Below are records; count the lines that contain "this" and give only the total.

* * * * * * *

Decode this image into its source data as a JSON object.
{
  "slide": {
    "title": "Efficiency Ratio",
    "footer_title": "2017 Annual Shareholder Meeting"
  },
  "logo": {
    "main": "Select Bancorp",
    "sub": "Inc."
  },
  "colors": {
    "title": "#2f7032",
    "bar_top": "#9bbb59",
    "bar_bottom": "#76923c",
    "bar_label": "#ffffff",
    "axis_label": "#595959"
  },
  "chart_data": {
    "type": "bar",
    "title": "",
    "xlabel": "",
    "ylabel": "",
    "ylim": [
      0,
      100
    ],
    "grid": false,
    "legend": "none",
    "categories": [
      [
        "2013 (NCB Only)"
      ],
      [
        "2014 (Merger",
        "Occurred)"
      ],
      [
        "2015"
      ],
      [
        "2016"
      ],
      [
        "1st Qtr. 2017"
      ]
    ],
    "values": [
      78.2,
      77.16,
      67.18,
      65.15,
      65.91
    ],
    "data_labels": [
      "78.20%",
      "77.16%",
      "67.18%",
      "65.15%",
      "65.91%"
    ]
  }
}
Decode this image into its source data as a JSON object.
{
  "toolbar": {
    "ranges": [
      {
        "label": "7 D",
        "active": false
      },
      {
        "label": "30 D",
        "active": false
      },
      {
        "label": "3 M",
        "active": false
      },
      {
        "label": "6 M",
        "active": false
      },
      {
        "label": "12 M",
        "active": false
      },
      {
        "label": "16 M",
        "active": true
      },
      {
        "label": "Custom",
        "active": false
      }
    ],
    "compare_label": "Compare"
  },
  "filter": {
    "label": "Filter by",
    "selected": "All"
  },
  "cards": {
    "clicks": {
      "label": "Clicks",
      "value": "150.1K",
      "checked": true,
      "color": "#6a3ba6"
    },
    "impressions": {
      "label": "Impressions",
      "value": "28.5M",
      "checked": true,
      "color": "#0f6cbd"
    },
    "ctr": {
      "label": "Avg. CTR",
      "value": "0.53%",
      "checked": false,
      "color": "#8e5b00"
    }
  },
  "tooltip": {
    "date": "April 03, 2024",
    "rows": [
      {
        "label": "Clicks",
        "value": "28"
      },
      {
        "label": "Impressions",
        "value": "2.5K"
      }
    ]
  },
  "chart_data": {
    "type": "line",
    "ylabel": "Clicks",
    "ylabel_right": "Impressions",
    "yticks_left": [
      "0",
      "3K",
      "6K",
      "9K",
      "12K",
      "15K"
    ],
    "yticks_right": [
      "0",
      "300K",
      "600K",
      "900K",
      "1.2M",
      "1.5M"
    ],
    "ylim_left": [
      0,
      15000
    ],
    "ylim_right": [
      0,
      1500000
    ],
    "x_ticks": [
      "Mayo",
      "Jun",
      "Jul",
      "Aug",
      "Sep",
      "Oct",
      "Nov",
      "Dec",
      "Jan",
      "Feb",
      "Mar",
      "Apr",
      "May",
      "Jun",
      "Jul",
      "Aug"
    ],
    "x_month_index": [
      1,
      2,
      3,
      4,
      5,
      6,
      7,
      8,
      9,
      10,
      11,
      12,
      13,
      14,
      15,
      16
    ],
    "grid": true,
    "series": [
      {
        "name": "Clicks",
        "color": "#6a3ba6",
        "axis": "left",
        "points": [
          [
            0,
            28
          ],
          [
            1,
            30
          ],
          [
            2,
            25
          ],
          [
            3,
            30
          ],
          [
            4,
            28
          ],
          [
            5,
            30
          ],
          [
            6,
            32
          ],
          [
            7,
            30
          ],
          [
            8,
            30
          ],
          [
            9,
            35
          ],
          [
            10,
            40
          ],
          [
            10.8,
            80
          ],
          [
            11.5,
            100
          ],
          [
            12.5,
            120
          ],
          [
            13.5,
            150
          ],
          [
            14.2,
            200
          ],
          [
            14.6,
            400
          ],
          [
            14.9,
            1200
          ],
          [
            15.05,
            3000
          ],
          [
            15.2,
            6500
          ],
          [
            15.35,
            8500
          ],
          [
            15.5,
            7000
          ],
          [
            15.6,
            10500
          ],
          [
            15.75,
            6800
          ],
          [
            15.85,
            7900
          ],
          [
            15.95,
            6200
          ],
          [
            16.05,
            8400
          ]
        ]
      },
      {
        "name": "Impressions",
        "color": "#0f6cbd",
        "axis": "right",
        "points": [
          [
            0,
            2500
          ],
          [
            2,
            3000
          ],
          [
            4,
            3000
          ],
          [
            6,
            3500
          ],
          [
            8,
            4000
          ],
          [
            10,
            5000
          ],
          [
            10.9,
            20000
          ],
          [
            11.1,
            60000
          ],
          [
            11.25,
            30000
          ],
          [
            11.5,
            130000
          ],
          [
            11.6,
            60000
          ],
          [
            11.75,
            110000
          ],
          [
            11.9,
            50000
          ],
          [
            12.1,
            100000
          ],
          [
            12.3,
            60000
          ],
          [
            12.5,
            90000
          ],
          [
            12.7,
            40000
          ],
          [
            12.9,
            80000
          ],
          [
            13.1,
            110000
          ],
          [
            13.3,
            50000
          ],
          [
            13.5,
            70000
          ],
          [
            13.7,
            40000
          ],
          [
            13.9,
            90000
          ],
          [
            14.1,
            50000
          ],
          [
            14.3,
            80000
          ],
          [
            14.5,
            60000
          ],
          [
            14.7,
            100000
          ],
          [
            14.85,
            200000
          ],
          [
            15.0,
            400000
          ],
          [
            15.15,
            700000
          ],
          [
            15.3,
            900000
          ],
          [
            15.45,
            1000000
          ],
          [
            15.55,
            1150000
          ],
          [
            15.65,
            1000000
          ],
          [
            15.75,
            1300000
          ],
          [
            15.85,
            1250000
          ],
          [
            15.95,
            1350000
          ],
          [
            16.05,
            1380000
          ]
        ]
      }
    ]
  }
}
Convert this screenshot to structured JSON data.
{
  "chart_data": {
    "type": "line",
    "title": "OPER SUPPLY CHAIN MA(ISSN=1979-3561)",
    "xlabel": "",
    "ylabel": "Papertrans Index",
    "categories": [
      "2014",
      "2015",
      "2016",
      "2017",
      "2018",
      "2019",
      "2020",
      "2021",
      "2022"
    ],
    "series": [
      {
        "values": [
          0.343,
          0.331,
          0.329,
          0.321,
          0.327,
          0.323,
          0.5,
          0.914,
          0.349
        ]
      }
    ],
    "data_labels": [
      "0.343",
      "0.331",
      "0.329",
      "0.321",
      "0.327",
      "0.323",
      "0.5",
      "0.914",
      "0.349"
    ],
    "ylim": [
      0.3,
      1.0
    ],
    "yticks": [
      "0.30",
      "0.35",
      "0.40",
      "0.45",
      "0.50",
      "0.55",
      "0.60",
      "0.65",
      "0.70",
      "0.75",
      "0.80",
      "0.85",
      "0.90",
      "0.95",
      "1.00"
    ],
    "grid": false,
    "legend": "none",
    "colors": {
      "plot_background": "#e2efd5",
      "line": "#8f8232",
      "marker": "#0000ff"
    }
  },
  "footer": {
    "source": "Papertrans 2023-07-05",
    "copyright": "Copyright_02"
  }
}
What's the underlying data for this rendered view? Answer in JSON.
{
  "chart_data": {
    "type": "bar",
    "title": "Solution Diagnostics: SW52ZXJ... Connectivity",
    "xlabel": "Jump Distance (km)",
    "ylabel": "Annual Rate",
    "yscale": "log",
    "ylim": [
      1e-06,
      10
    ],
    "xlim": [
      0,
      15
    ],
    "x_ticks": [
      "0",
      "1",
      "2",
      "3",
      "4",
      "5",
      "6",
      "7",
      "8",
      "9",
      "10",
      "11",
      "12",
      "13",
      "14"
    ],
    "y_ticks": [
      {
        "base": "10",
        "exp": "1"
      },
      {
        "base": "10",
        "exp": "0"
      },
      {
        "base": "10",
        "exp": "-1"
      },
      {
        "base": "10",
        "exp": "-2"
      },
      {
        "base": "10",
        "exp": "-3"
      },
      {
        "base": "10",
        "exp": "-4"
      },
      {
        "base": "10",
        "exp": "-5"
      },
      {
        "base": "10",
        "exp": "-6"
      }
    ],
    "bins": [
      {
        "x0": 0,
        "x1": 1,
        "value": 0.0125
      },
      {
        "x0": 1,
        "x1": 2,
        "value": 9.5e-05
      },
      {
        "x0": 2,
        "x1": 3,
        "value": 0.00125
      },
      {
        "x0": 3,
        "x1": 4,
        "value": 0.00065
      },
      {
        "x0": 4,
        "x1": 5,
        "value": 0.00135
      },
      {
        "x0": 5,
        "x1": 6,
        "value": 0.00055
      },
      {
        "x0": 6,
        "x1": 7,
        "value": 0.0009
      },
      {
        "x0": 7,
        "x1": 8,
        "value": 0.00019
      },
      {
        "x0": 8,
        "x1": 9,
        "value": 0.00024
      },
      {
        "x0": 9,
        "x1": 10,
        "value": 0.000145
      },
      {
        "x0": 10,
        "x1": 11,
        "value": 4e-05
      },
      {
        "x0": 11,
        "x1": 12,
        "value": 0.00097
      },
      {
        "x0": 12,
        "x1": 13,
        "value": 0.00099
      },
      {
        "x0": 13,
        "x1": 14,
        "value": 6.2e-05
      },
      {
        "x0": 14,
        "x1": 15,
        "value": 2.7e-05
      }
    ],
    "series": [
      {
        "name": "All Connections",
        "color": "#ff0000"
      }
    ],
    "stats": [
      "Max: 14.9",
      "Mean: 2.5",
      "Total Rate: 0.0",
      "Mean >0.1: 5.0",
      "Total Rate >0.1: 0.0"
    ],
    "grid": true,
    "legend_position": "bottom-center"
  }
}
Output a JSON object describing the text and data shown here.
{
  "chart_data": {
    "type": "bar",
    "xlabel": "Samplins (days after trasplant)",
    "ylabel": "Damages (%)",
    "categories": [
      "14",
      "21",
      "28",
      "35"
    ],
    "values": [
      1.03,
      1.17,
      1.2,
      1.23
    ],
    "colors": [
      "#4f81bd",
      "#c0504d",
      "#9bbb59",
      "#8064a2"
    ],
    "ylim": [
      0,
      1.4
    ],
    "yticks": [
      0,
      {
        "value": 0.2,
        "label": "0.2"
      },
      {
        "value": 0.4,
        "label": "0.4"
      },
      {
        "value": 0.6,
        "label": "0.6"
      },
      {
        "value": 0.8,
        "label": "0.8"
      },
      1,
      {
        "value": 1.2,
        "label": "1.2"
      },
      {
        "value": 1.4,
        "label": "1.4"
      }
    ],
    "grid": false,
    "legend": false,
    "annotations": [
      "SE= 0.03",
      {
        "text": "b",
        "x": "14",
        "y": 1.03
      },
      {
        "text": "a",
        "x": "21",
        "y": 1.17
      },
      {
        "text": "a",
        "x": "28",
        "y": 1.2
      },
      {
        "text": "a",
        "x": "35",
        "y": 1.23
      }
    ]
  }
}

* * * * * * *

• [Result]: 4